[Data entries]
* * *
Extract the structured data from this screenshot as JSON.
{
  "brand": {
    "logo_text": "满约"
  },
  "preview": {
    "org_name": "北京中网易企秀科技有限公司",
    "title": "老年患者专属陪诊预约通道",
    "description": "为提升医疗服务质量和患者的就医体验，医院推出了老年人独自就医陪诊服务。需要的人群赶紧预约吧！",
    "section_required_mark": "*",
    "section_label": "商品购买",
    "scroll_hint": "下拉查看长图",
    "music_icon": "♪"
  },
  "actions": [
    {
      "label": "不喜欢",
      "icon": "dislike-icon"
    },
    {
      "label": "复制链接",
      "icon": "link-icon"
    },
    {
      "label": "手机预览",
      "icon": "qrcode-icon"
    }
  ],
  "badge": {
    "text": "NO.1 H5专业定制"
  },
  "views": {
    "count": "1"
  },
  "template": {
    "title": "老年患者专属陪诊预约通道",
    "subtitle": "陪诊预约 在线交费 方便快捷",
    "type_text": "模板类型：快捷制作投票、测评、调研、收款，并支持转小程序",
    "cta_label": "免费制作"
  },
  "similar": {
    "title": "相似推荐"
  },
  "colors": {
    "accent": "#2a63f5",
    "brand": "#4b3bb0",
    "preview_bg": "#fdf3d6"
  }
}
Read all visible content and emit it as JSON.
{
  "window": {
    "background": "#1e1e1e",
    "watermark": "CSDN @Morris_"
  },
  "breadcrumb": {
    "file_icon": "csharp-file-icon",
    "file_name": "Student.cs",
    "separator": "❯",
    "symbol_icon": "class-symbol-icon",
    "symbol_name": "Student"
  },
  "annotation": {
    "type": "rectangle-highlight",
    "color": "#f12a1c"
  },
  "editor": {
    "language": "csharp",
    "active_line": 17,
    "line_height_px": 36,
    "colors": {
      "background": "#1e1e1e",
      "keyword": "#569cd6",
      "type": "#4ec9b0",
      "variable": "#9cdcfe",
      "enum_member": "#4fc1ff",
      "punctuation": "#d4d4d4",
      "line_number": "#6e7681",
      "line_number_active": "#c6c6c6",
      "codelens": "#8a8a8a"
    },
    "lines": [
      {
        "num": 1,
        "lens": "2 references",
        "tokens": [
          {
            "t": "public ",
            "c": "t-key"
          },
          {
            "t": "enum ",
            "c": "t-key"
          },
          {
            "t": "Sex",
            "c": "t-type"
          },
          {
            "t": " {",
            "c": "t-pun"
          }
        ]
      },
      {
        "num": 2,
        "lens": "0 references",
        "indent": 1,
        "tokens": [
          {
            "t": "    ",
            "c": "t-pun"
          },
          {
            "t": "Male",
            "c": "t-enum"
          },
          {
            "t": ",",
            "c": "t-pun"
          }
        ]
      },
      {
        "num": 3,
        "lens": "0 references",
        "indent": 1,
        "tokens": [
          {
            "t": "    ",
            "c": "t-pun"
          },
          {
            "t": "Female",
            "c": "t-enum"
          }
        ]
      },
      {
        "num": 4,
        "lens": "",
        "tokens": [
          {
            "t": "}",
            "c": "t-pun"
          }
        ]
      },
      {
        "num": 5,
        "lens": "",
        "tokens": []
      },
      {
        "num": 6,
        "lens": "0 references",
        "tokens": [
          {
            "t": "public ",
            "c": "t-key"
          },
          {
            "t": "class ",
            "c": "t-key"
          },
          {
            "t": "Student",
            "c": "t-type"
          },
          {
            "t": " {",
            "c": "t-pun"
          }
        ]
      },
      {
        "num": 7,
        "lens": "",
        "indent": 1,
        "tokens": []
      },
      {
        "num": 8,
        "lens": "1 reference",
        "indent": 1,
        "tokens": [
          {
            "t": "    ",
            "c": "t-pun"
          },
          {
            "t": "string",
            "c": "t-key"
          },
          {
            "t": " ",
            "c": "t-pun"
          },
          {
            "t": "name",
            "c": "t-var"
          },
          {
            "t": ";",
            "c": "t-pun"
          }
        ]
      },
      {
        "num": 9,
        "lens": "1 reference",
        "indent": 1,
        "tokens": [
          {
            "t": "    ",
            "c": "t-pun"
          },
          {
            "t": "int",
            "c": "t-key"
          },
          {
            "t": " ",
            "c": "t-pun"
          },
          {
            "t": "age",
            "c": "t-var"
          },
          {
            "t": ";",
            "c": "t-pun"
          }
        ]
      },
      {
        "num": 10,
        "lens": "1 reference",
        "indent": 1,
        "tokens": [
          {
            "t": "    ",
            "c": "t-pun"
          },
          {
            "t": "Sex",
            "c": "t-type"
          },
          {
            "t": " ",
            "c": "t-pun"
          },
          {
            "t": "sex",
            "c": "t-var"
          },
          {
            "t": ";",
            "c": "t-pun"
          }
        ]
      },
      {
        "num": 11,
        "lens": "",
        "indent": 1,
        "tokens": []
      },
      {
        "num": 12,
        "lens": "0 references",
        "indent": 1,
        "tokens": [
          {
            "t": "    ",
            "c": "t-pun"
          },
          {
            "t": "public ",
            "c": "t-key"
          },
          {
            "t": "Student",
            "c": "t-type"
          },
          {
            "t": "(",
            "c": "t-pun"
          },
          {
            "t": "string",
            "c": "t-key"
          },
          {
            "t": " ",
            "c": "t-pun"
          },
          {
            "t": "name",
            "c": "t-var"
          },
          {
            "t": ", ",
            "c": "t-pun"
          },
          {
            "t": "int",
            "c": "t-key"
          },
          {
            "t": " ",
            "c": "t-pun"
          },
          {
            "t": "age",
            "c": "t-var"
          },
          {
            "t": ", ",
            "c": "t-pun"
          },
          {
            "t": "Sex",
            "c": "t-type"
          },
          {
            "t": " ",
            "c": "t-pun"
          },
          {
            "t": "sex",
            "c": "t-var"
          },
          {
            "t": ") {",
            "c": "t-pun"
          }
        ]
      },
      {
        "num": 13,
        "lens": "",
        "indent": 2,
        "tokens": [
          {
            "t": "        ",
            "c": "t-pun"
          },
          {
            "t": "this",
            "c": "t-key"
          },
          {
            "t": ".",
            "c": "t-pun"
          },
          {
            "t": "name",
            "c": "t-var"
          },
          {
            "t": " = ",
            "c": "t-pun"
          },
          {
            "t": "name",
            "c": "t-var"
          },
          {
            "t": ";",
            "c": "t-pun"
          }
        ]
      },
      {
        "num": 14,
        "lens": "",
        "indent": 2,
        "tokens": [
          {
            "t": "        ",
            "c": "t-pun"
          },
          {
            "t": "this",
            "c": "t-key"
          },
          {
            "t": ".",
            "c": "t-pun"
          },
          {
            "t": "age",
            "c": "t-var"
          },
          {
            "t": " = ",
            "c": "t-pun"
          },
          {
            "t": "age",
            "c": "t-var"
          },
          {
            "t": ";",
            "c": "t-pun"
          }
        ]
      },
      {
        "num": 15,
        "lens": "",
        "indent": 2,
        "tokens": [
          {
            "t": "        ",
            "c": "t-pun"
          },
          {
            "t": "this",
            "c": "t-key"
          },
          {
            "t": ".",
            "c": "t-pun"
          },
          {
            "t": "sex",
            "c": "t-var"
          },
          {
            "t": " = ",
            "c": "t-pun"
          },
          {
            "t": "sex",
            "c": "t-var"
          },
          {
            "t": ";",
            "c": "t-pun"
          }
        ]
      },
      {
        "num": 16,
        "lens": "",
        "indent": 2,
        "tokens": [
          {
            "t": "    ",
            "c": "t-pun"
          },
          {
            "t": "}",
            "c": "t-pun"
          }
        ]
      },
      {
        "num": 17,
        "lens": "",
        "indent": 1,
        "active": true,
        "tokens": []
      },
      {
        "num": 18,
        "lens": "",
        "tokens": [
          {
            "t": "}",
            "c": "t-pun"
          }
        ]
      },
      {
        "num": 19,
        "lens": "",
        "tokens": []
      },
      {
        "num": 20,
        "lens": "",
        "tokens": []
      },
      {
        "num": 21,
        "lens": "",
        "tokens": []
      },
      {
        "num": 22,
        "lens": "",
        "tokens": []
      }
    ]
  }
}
* * *
TASK TO CARRY OUT:
Identify and list each line with the word "JSON".

PROBLEM SOLUTION:
Extract the structured data from this screenshot as JSON.
Read all visible content and emit it as JSON.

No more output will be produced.